- [Your task]:
Give the listing again character for character, but drop the images.

· · · ·

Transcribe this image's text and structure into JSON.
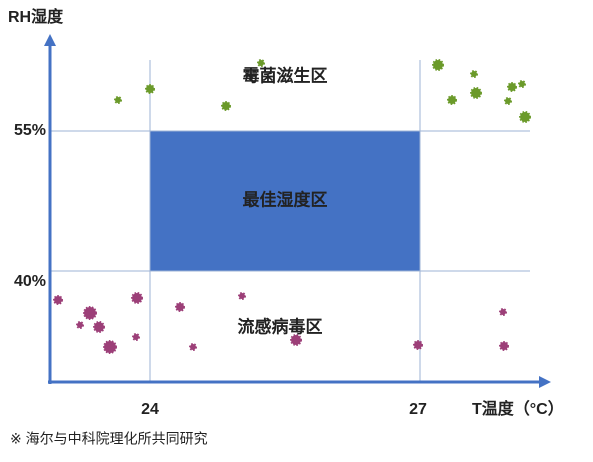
{
  "axes": {
    "y_label": "RH湿度",
    "x_label": "T温度（°C）",
    "y_ticks": [
      "55%",
      "40%"
    ],
    "x_ticks": [
      "24",
      "27"
    ]
  },
  "zones": {
    "mold": "霉菌滋生区",
    "optimal": "最佳湿度区",
    "virus": "流感病毒区"
  },
  "footnote": "※  海尔与中科院理化所共同研究"
}
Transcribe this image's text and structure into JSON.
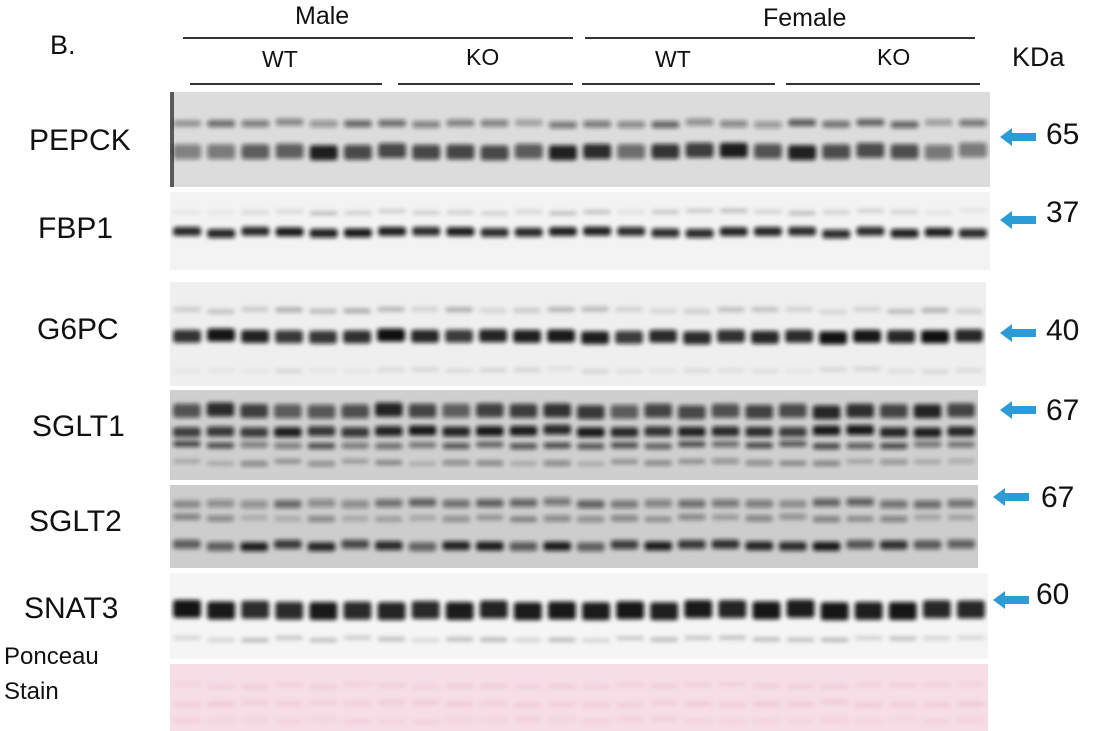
{
  "figure": {
    "panel_letter": "B.",
    "groups": {
      "male": "Male",
      "female": "Female",
      "wt": "WT",
      "ko": "KO"
    },
    "mw_unit": "KDa",
    "ponceau_label_line1": "Ponceau",
    "ponceau_label_line2": "Stain",
    "arrow_color": "#2d9bd6",
    "ponceau_color": "#f6dde6",
    "lanes_per_blot": 24,
    "rows": [
      {
        "protein": "PEPCK",
        "mw": "65"
      },
      {
        "protein": "FBP1",
        "mw": "37"
      },
      {
        "protein": "G6PC",
        "mw": "40"
      },
      {
        "protein": "SGLT1",
        "mw": "67"
      },
      {
        "protein": "SGLT2",
        "mw": "67"
      },
      {
        "protein": "SNAT3",
        "mw": "60"
      }
    ]
  }
}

· · · ·

- [Exercise response]:
Transcribe this image's text and structure into JSON.
{
  "axes": {
    "y_label": "RH湿度",
    "x_label": "T温度（°C）",
    "y_ticks": [
      "55%",
      "40%"
    ],
    "x_ticks": [
      "24",
      "27"
    ]
  },
  "zones": {
    "mold": "霉菌滋生区",
    "optimal": "最佳湿度区",
    "virus": "流感病毒区"
  },
  "footnote": "※  海尔与中科院理化所共同研究"
}
Transcribe this image's text and structure into JSON.
{
  "figure": {
    "panel_letter": "B.",
    "groups": {
      "male": "Male",
      "female": "Female",
      "wt": "WT",
      "ko": "KO"
    },
    "mw_unit": "KDa",
    "ponceau_label_line1": "Ponceau",
    "ponceau_label_line2": "Stain",
    "arrow_color": "#2d9bd6",
    "ponceau_color": "#f6dde6",
    "lanes_per_blot": 24,
    "rows": [
      {
        "protein": "PEPCK",
        "mw": "65"
      },
      {
        "protein": "FBP1",
        "mw": "37"
      },
      {
        "protein": "G6PC",
        "mw": "40"
      },
      {
        "protein": "SGLT1",
        "mw": "67"
      },
      {
        "protein": "SGLT2",
        "mw": "67"
      },
      {
        "protein": "SNAT3",
        "mw": "60"
      }
    ]
  }
}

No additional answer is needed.